ENTRIES SUPPLIED>

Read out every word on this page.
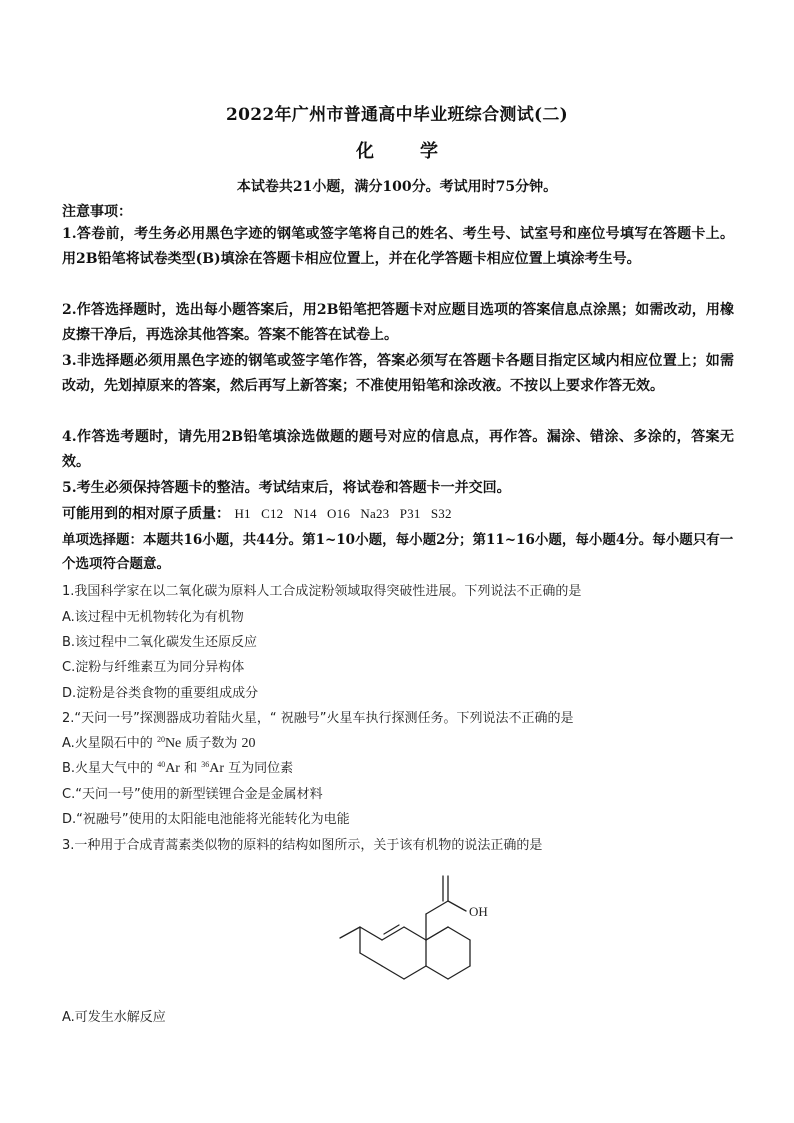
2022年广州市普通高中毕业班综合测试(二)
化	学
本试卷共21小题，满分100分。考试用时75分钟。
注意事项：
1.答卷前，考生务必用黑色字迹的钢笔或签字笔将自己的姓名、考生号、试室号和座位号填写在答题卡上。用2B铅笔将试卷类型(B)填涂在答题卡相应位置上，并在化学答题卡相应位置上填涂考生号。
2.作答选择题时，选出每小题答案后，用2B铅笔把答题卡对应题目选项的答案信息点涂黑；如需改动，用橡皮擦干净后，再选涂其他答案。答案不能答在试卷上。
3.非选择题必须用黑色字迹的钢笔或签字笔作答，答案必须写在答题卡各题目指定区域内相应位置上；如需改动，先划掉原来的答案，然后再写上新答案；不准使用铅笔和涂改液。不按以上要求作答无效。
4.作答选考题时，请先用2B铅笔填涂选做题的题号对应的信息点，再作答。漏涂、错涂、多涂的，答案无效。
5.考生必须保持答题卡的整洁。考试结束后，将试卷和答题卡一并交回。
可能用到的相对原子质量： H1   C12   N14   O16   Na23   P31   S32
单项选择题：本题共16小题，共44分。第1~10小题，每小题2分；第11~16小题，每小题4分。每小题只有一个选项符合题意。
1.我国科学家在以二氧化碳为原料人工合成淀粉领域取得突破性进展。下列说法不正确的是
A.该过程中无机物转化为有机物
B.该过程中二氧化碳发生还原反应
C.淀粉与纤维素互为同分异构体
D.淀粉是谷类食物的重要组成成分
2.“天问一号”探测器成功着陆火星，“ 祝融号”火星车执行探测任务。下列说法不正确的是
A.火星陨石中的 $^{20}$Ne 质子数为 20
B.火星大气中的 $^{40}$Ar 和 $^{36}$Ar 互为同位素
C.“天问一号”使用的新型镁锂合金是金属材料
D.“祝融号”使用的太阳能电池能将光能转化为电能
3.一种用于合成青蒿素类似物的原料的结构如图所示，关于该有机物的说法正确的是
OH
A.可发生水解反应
--
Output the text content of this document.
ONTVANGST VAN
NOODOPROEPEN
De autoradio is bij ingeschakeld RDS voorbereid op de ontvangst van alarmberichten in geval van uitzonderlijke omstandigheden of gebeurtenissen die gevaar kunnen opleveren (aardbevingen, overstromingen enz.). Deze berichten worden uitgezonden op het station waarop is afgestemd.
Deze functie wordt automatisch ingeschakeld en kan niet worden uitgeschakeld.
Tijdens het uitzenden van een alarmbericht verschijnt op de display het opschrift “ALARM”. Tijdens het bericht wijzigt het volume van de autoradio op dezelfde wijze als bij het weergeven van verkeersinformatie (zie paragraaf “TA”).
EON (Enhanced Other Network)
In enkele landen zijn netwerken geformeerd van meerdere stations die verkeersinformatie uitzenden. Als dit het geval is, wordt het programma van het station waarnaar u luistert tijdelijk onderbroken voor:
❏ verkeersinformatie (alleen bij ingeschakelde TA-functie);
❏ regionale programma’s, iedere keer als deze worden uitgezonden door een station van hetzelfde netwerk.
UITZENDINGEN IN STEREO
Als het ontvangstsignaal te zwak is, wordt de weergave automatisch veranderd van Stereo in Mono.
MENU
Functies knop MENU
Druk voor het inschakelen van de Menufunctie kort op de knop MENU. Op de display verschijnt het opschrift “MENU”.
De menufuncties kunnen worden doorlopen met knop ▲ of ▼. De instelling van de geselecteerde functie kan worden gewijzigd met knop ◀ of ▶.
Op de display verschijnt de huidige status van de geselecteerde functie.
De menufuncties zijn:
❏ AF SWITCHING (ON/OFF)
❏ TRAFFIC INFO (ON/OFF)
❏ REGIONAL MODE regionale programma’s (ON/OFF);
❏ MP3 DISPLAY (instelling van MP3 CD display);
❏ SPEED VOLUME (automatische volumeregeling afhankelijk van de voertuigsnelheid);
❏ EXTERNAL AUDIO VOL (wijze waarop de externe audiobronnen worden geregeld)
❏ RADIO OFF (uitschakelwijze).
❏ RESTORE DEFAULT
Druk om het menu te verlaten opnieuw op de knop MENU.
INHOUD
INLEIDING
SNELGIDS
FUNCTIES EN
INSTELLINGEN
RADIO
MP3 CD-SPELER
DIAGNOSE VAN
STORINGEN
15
---
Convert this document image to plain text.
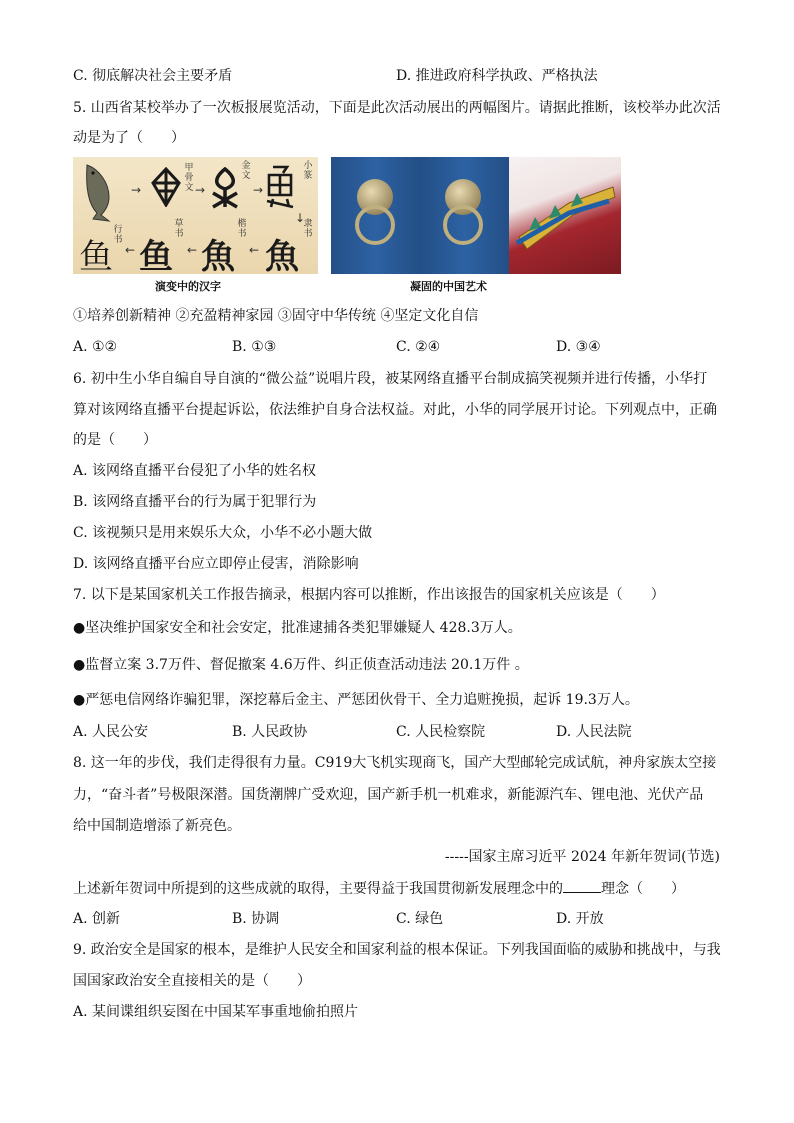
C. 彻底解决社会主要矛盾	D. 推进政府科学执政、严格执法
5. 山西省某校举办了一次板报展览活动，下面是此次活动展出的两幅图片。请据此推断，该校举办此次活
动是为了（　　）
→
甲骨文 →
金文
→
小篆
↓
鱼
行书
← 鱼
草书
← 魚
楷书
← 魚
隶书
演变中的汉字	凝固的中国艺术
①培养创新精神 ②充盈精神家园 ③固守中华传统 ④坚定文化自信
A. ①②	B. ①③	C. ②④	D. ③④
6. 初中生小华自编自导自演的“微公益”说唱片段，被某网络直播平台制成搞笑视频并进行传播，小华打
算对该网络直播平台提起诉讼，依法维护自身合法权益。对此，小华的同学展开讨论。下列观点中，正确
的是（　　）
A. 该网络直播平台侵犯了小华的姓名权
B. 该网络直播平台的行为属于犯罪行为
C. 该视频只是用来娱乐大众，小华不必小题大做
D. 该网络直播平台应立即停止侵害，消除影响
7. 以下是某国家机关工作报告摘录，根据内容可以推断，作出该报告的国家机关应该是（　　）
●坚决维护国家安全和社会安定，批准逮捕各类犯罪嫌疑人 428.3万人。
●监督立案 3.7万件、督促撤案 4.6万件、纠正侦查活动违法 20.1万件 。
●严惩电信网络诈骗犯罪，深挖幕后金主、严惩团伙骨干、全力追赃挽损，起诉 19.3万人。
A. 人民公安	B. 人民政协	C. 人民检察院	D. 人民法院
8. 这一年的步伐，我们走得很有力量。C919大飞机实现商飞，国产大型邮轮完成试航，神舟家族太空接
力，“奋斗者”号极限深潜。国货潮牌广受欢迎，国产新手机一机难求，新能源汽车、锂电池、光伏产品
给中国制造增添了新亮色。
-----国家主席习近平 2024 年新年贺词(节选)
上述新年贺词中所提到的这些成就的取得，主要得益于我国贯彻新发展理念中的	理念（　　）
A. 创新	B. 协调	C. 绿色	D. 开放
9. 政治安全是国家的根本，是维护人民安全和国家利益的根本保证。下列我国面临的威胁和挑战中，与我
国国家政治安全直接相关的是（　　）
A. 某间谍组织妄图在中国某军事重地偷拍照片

AIM>
Tally up the lines in the preceding listing that contain the string "下列说法不正确的是". Respond with the number and nothing else.

TASK RESULT>
2